<<<<
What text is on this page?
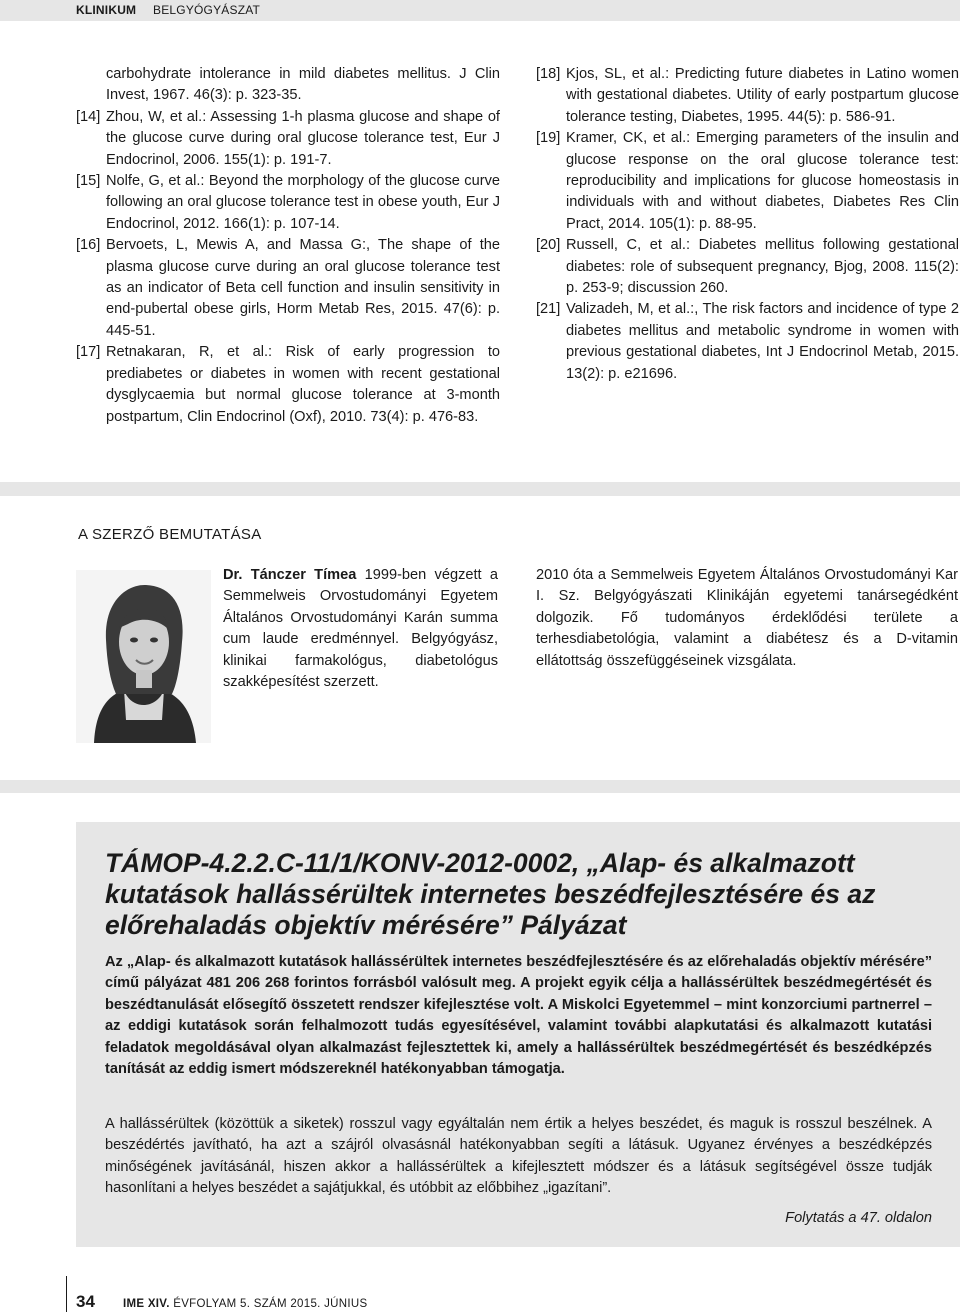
KLINIKUM BELGYÓGYÁSZAT
carbohydrate intolerance in mild diabetes mellitus. J Clin Invest, 1967. 46(3): p. 323-35.
[14] Zhou, W, et al.: Assessing 1-h plasma glucose and shape of the glucose curve during oral glucose tolerance test, Eur J Endocrinol, 2006. 155(1): p. 191-7.
[15] Nolfe, G, et al.: Beyond the morphology of the glucose curve following an oral glucose tolerance test in obese youth, Eur J Endocrinol, 2012. 166(1): p. 107-14.
[16] Bervoets, L, Mewis A, and Massa G:, The shape of the plasma glucose curve during an oral glucose tolerance test as an indicator of Beta cell function and insulin sensitivity in end-pubertal obese girls, Horm Metab Res, 2015. 47(6): p. 445-51.
[17] Retnakaran, R, et al.: Risk of early progression to prediabetes or diabetes in women with recent gestational dysglycaemia but normal glucose tolerance at 3-month postpartum, Clin Endocrinol (Oxf), 2010. 73(4): p. 476-83.
[18] Kjos, SL, et al.: Predicting future diabetes in Latino women with gestational diabetes. Utility of early postpartum glucose tolerance testing, Diabetes, 1995. 44(5): p. 586-91.
[19] Kramer, CK, et al.: Emerging parameters of the insulin and glucose response on the oral glucose tolerance test: reproducibility and implications for glucose homeostasis in individuals with and without diabetes, Diabetes Res Clin Pract, 2014. 105(1): p. 88-95.
[20] Russell, C, et al.: Diabetes mellitus following gestational diabetes: role of subsequent pregnancy, Bjog, 2008. 115(2): p. 253-9; discussion 260.
[21] Valizadeh, M, et al.:, The risk factors and incidence of type 2 diabetes mellitus and metabolic syndrome in women with previous gestational diabetes, Int J Endocrinol Metab, 2015. 13(2): p. e21696.
A SZERZŐ BEMUTATÁSA
Dr. Tánczer Tímea 1999-ben végzett a Semmelweis Orvostudományi Egyetem Általános Orvostudományi Karán summa cum laude eredménnyel. Belgyógyász, klinikai farmakológus, diabetológus szakképesítést szerzett.
2010 óta a Semmelweis Egyetem Általános Orvostudományi Kar I. Sz. Belgyógyászati Klinikáján egyetemi tanársegédként dolgozik. Fő tudományos érdeklődési területe a terhesdiabetológia, valamint a diabétesz és a D-vitamin ellátottság összefüggéseinek vizsgálata.
TÁMOP-4.2.2.C-11/1/KONV-2012-0002, „Alap- és alkalmazott kutatások hallássérültek internetes beszédfejlesztésére és az előrehaladás objektív mérésére” Pályázat
Az „Alap- és alkalmazott kutatások hallássérültek internetes beszédfejlesztésére és az előrehaladás objektív mérésére” című pályázat 481 206 268 forintos forrásból valósult meg. A projekt egyik célja a hallássérültek beszédmegértését és beszédtanulását elősegítő összetett rendszer kifejlesztése volt. A Miskolci Egyetemmel – mint konzorciumi partnerrel – az eddigi kutatások során felhalmozott tudás egyesítésével, valamint további alapkutatási és alkalmazott kutatási feladatok megoldásával olyan alkalmazást fejlesztettek ki, amely a hallássérültek beszédmegértését és beszédképzés tanítását az eddig ismert módszereknél hatékonyabban támogatja.
A hallássérültek (közöttük a siketek) rosszul vagy egyáltalán nem értik a helyes beszédet, és maguk is rosszul beszélnek. A beszédértés javítható, ha azt a szájról olvasásnál hatékonyabban segíti a látásuk. Ugyanez érvényes a beszédképzés minőségének javításánál, hiszen akkor a hallássérültek a kifejlesztett módszer és a látásuk segítségével össze tudják hasonlítani a helyes beszédet a sajátjukkal, és utóbbit az előbbihez „igazítani”.
Folytatás a 47. oldalon
34 IME XIV. ÉVFOLYAM 5. SZÁM 2015. JÚNIUS
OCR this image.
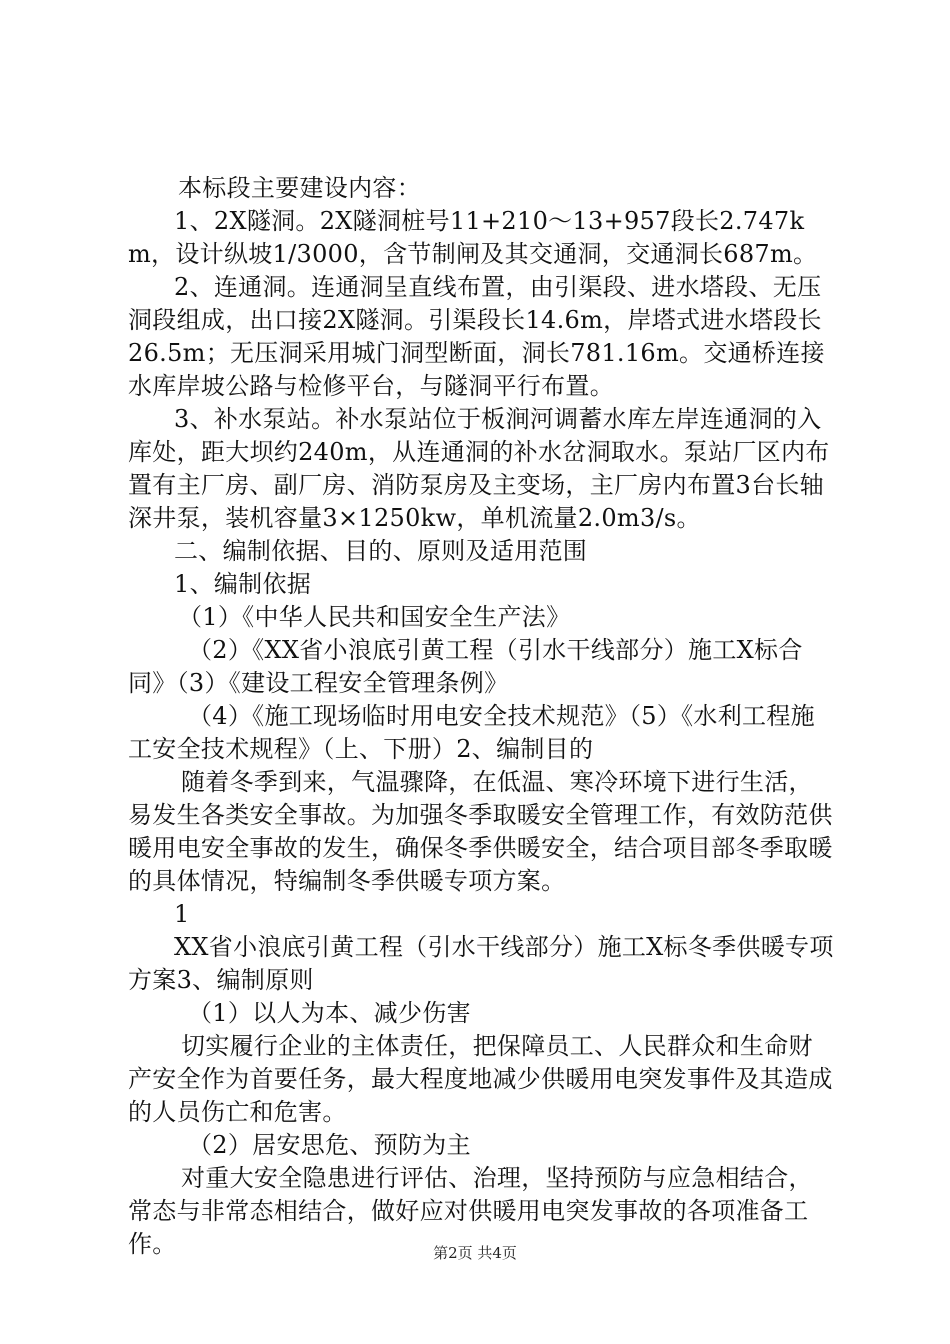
本标段主要建设内容：
1、2X隧洞。2X隧洞桩号11+210～13+957段长2.747km，设计纵坡1/3000，含节制闸及其交通洞，交通洞长687m。
2、连通洞。连通洞呈直线布置，由引渠段、进水塔段、无压洞段组成，出口接2X隧洞。引渠段长14.6m，岸塔式进水塔段长26.5m；无压洞采用城门洞型断面，洞长781.16m。交通桥连接水库岸坡公路与检修平台，与隧洞平行布置。
3、补水泵站。补水泵站位于板涧河调蓄水库左岸连通洞的入库处，距大坝约240m，从连通洞的补水岔洞取水。泵站厂区内布置有主厂房、副厂房、消防泵房及主变场，主厂房内布置3台长轴深井泵，装机容量3×1250kw，单机流量2.0m3/s。
二、编制依据、目的、原则及适用范围
1、编制依据
（1）《中华人民共和国安全生产法》
（2）《XX省小浪底引黄工程（引水干线部分）施工X标合同》（3）《建设工程安全管理条例》
（4）《施工现场临时用电安全技术规范》（5）《水利工程施工安全技术规程》（上、下册）2、编制目的
随着冬季到来，气温骤降，在低温、寒冷环境下进行生活，易发生各类安全事故。为加强冬季取暖安全管理工作，有效防范供暖用电安全事故的发生，确保冬季供暖安全，结合项目部冬季取暖的具体情况，特编制冬季供暖专项方案。
1
XX省小浪底引黄工程（引水干线部分）施工X标冬季供暖专项方案3、编制原则
（1）以人为本、减少伤害
切实履行企业的主体责任，把保障员工、人民群众和生命财产安全作为首要任务，最大程度地减少供暖用电突发事件及其造成的人员伤亡和危害。
（2）居安思危、预防为主
对重大安全隐患进行评估、治理，坚持预防与应急相结合，常态与非常态相结合，做好应对供暖用电突发事故的各项准备工作。	第2页 共4页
>>>>
◆ **WHAT THIS TASK INVOLVES**: Copy every entry exactly as written. Pictures are excluded.

◆ **FINISHED EXERCISE**:
What text is on this page?
KLINIKUM BELGYÓGYÁSZAT
carbohydrate intolerance in mild diabetes mellitus. J Clin Invest, 1967. 46(3): p. 323-35.
[14] Zhou, W, et al.: Assessing 1-h plasma glucose and shape of the glucose curve during oral glucose tolerance test, Eur J Endocrinol, 2006. 155(1): p. 191-7.
[15] Nolfe, G, et al.: Beyond the morphology of the glucose curve following an oral glucose tolerance test in obese youth, Eur J Endocrinol, 2012. 166(1): p. 107-14.
[16] Bervoets, L, Mewis A, and Massa G:, The shape of the plasma glucose curve during an oral glucose tolerance test as an indicator of Beta cell function and insulin sensitivity in end-pubertal obese girls, Horm Metab Res, 2015. 47(6): p. 445-51.
[17] Retnakaran, R, et al.: Risk of early progression to prediabetes or diabetes in women with recent gestational dysglycaemia but normal glucose tolerance at 3-month postpartum, Clin Endocrinol (Oxf), 2010. 73(4): p. 476-83.
[18] Kjos, SL, et al.: Predicting future diabetes in Latino women with gestational diabetes. Utility of early postpartum glucose tolerance testing, Diabetes, 1995. 44(5): p. 586-91.
[19] Kramer, CK, et al.: Emerging parameters of the insulin and glucose response on the oral glucose tolerance test: reproducibility and implications for glucose homeostasis in individuals with and without diabetes, Diabetes Res Clin Pract, 2014. 105(1): p. 88-95.
[20] Russell, C, et al.: Diabetes mellitus following gestational diabetes: role of subsequent pregnancy, Bjog, 2008. 115(2): p. 253-9; discussion 260.
[21] Valizadeh, M, et al.:, The risk factors and incidence of type 2 diabetes mellitus and metabolic syndrome in women with previous gestational diabetes, Int J Endocrinol Metab, 2015. 13(2): p. e21696.
A SZERZŐ BEMUTATÁSA
Dr. Tánczer Tímea 1999-ben végzett a Semmelweis Orvostudományi Egyetem Általános Orvostudományi Karán summa cum laude eredménnyel. Belgyógyász, klinikai farmakológus, diabetológus szakképesítést szerzett.
2010 óta a Semmelweis Egyetem Általános Orvostudományi Kar I. Sz. Belgyógyászati Klinikáján egyetemi tanársegédként dolgozik. Fő tudományos érdeklődési területe a terhesdiabetológia, valamint a diabétesz és a D-vitamin ellátottság összefüggéseinek vizsgálata.
TÁMOP-4.2.2.C-11/1/KONV-2012-0002, „Alap- és alkalmazott kutatások hallássérültek internetes beszédfejlesztésére és az előrehaladás objektív mérésére” Pályázat
Az „Alap- és alkalmazott kutatások hallássérültek internetes beszédfejlesztésére és az előrehaladás objektív mérésére” című pályázat 481 206 268 forintos forrásból valósult meg. A projekt egyik célja a hallássérültek beszédmegértését és beszédtanulását elősegítő összetett rendszer kifejlesztése volt. A Miskolci Egyetemmel – mint konzorciumi partnerrel – az eddigi kutatások során felhalmozott tudás egyesítésével, valamint további alapkutatási és alkalmazott kutatási feladatok megoldásával olyan alkalmazást fejlesztettek ki, amely a hallássérültek beszédmegértését és beszédképzés tanítását az eddig ismert módszereknél hatékonyabban támogatja.
A hallássérültek (közöttük a siketek) rosszul vagy egyáltalán nem értik a helyes beszédet, és maguk is rosszul beszélnek. A beszédértés javítható, ha azt a szájról olvasásnál hatékonyabban segíti a látásuk. Ugyanez érvényes a beszédképzés minőségének javításánál, hiszen akkor a hallássérültek a kifejlesztett módszer és a látásuk segítségével össze tudják hasonlítani a helyes beszédet a sajátjukkal, és utóbbit az előbbihez „igazítani”.
Folytatás a 47. oldalon
34 IME XIV. ÉVFOLYAM 5. SZÁM 2015. JÚNIUS
OCR this image.
本标段主要建设内容：
1、2X隧洞。2X隧洞桩号11+210～13+957段长2.747km，设计纵坡1/3000，含节制闸及其交通洞，交通洞长687m。
2、连通洞。连通洞呈直线布置，由引渠段、进水塔段、无压洞段组成，出口接2X隧洞。引渠段长14.6m，岸塔式进水塔段长26.5m；无压洞采用城门洞型断面，洞长781.16m。交通桥连接水库岸坡公路与检修平台，与隧洞平行布置。
3、补水泵站。补水泵站位于板涧河调蓄水库左岸连通洞的入库处，距大坝约240m，从连通洞的补水岔洞取水。泵站厂区内布置有主厂房、副厂房、消防泵房及主变场，主厂房内布置3台长轴深井泵，装机容量3×1250kw，单机流量2.0m3/s。
二、编制依据、目的、原则及适用范围
1、编制依据
（1）《中华人民共和国安全生产法》
（2）《XX省小浪底引黄工程（引水干线部分）施工X标合同》（3）《建设工程安全管理条例》
（4）《施工现场临时用电安全技术规范》（5）《水利工程施工安全技术规程》（上、下册）2、编制目的
随着冬季到来，气温骤降，在低温、寒冷环境下进行生活，易发生各类安全事故。为加强冬季取暖安全管理工作，有效防范供暖用电安全事故的发生，确保冬季供暖安全，结合项目部冬季取暖的具体情况，特编制冬季供暖专项方案。
1
XX省小浪底引黄工程（引水干线部分）施工X标冬季供暖专项方案3、编制原则
（1）以人为本、减少伤害
切实履行企业的主体责任，把保障员工、人民群众和生命财产安全作为首要任务，最大程度地减少供暖用电突发事件及其造成的人员伤亡和危害。
（2）居安思危、预防为主
对重大安全隐患进行评估、治理，坚持预防与应急相结合，常态与非常态相结合，做好应对供暖用电突发事故的各项准备工作。	第2页 共4页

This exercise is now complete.